___ Rows

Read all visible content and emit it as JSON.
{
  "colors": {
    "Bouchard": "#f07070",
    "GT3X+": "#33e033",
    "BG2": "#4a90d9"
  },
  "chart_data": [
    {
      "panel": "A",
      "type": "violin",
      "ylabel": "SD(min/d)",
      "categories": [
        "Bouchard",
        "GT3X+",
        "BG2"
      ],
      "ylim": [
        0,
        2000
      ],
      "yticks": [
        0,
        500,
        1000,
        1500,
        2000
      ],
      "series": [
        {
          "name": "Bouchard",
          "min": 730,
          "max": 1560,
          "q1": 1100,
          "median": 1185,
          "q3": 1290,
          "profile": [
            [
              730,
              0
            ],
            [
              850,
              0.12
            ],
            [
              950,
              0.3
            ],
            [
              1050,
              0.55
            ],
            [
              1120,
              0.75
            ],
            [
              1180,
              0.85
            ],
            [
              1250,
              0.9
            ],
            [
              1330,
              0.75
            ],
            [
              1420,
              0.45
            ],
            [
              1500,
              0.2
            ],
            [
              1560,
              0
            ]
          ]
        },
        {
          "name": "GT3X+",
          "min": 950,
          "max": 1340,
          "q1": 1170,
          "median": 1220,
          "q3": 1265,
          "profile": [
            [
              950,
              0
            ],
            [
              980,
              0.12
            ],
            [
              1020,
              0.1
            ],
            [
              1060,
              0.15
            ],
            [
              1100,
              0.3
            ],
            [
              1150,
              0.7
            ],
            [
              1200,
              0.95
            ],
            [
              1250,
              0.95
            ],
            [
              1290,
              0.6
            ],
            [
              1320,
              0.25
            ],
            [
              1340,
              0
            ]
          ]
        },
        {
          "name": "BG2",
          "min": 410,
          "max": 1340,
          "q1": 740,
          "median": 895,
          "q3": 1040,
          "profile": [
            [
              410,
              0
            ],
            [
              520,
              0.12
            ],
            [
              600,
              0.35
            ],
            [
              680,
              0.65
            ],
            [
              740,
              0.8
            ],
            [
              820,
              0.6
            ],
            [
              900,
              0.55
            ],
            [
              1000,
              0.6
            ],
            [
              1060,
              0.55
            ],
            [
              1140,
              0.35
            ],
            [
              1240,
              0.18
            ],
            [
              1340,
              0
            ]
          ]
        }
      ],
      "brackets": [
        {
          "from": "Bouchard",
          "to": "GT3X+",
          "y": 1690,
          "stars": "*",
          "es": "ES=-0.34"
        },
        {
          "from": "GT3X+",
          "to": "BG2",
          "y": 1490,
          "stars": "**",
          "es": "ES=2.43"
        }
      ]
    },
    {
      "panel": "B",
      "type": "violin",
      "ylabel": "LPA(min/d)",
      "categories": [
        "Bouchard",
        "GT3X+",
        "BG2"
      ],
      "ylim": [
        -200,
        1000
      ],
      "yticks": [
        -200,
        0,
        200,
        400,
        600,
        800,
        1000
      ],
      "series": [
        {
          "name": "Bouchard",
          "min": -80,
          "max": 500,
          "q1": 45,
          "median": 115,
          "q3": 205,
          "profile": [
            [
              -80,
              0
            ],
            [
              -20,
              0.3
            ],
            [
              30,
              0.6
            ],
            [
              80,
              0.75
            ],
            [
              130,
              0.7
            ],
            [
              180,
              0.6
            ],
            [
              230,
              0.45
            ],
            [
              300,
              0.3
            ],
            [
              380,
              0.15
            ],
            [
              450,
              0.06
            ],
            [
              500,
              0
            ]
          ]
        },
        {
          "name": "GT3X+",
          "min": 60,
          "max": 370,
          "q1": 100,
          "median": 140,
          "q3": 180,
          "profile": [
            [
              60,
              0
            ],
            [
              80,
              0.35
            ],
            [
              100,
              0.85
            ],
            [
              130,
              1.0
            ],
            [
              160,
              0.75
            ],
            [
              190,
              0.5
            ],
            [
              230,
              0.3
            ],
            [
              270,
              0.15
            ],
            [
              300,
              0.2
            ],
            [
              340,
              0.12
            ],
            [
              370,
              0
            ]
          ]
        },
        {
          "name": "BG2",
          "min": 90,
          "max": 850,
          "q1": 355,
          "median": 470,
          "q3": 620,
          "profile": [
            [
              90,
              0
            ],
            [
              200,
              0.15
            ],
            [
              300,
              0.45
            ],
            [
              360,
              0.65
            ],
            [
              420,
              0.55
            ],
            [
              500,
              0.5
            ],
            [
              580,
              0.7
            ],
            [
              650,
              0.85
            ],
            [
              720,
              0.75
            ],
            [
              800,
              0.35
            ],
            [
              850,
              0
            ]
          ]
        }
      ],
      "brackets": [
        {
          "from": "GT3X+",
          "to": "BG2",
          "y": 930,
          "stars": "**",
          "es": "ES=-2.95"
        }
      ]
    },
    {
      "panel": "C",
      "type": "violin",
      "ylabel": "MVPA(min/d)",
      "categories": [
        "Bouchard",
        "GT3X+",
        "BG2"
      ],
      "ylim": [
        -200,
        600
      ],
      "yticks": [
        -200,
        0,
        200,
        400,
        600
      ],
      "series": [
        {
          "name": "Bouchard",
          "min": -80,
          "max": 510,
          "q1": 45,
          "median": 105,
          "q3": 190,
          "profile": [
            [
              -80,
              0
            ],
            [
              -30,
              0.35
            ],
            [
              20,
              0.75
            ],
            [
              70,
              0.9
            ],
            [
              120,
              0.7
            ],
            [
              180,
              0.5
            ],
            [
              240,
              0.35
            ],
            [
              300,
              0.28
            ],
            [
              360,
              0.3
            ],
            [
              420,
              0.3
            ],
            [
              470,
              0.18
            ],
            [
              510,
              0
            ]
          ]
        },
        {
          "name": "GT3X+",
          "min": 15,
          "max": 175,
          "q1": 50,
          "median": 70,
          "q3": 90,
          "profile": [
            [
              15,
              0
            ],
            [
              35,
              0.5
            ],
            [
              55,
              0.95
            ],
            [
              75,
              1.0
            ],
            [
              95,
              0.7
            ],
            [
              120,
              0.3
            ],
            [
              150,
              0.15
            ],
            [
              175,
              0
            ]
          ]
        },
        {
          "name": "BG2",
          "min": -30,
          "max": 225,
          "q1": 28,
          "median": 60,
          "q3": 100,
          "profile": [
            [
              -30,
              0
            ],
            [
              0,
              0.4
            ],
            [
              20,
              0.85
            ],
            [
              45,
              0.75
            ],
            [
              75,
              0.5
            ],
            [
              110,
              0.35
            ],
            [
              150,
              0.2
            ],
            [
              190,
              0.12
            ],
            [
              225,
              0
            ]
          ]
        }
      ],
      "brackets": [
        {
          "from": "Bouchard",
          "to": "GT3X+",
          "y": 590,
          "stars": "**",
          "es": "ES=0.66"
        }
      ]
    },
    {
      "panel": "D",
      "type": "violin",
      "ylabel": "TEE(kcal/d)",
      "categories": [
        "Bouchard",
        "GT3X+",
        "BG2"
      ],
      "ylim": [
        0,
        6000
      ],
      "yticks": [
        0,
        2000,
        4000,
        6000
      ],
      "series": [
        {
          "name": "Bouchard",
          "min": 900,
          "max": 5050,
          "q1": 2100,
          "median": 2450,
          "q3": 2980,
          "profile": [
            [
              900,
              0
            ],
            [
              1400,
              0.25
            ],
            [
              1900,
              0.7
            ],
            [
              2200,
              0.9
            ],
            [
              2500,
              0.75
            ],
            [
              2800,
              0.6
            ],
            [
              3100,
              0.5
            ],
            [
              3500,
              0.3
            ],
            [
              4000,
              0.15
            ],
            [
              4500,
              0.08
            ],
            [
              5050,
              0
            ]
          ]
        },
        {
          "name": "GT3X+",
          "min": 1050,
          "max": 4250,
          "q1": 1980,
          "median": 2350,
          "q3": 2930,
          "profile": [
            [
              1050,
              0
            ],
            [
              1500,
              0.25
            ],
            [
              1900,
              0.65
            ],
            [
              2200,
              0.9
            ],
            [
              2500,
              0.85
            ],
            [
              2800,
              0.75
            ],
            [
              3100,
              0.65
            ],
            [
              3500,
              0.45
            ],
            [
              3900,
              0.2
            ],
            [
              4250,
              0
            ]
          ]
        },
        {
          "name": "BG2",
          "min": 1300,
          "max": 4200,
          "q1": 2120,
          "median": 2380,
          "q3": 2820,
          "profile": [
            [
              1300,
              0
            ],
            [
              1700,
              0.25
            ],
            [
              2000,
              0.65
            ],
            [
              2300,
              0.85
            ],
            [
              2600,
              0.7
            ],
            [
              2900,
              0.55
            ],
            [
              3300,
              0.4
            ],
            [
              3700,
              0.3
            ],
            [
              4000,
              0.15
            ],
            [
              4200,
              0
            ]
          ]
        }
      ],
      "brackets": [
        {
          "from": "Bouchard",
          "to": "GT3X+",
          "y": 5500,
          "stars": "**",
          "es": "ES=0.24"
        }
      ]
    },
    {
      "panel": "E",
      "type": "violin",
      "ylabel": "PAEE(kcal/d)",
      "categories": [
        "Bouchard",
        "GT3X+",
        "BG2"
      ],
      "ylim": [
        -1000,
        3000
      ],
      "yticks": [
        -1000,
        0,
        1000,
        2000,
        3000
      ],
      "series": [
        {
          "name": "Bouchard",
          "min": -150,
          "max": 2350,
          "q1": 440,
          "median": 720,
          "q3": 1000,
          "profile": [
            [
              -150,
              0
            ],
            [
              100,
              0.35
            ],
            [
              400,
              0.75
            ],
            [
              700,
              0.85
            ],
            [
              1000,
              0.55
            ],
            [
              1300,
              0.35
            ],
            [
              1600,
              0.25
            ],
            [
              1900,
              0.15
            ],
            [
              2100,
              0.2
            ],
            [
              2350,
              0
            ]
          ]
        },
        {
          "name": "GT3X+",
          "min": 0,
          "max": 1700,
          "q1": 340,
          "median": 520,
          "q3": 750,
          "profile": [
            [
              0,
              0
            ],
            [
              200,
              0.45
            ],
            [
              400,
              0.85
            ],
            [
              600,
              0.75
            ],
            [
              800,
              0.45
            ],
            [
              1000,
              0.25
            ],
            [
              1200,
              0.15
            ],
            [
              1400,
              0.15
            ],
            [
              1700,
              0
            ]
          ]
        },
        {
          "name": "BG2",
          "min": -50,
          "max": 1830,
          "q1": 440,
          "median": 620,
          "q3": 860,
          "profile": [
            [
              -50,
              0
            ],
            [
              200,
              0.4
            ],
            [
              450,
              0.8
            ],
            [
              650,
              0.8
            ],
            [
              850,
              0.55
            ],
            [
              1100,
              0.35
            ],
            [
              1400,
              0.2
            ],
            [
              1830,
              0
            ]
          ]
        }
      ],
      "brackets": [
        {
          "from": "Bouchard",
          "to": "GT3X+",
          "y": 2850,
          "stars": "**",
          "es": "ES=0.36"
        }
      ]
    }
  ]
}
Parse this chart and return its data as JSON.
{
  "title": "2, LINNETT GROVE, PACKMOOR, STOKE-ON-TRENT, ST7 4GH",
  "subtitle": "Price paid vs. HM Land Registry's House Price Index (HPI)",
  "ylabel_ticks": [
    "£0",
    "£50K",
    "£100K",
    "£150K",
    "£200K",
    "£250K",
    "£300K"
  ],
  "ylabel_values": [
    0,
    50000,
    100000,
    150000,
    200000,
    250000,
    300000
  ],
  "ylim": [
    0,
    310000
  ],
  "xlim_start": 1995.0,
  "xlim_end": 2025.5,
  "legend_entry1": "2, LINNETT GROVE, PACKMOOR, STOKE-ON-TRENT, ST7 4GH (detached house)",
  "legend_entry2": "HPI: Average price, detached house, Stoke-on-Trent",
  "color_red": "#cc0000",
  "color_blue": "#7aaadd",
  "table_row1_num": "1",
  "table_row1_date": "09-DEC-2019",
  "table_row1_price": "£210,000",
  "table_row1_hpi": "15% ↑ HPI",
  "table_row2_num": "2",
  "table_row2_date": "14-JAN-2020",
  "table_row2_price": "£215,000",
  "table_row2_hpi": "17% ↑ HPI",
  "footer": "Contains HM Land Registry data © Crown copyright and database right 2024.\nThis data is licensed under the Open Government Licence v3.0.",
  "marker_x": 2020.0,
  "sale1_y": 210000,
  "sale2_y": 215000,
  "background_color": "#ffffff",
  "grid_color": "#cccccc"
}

______

Stated problem: Copy, character for character, the lines from the line that holds "Parse this chart and return its data as JSON." through the final line of the records above.

The result:
Parse this chart and return its data as JSON.
{
  "title": "2, LINNETT GROVE, PACKMOOR, STOKE-ON-TRENT, ST7 4GH",
  "subtitle": "Price paid vs. HM Land Registry's House Price Index (HPI)",
  "ylabel_ticks": [
    "£0",
    "£50K",
    "£100K",
    "£150K",
    "£200K",
    "£250K",
    "£300K"
  ],
  "ylabel_values": [
    0,
    50000,
    100000,
    150000,
    200000,
    250000,
    300000
  ],
  "ylim": [
    0,
    310000
  ],
  "xlim_start": 1995.0,
  "xlim_end": 2025.5,
  "legend_entry1": "2, LINNETT GROVE, PACKMOOR, STOKE-ON-TRENT, ST7 4GH (detached house)",
  "legend_entry2": "HPI: Average price, detached house, Stoke-on-Trent",
  "color_red": "#cc0000",
  "color_blue": "#7aaadd",
  "table_row1_num": "1",
  "table_row1_date": "09-DEC-2019",
  "table_row1_price": "£210,000",
  "table_row1_hpi": "15% ↑ HPI",
  "table_row2_num": "2",
  "table_row2_date": "14-JAN-2020",
  "table_row2_price": "£215,000",
  "table_row2_hpi": "17% ↑ HPI",
  "footer": "Contains HM Land Registry data © Crown copyright and database right 2024.\nThis data is licensed under the Open Government Licence v3.0.",
  "marker_x": 2020.0,
  "sale1_y": 210000,
  "sale2_y": 215000,
  "background_color": "#ffffff",
  "grid_color": "#cccccc"
}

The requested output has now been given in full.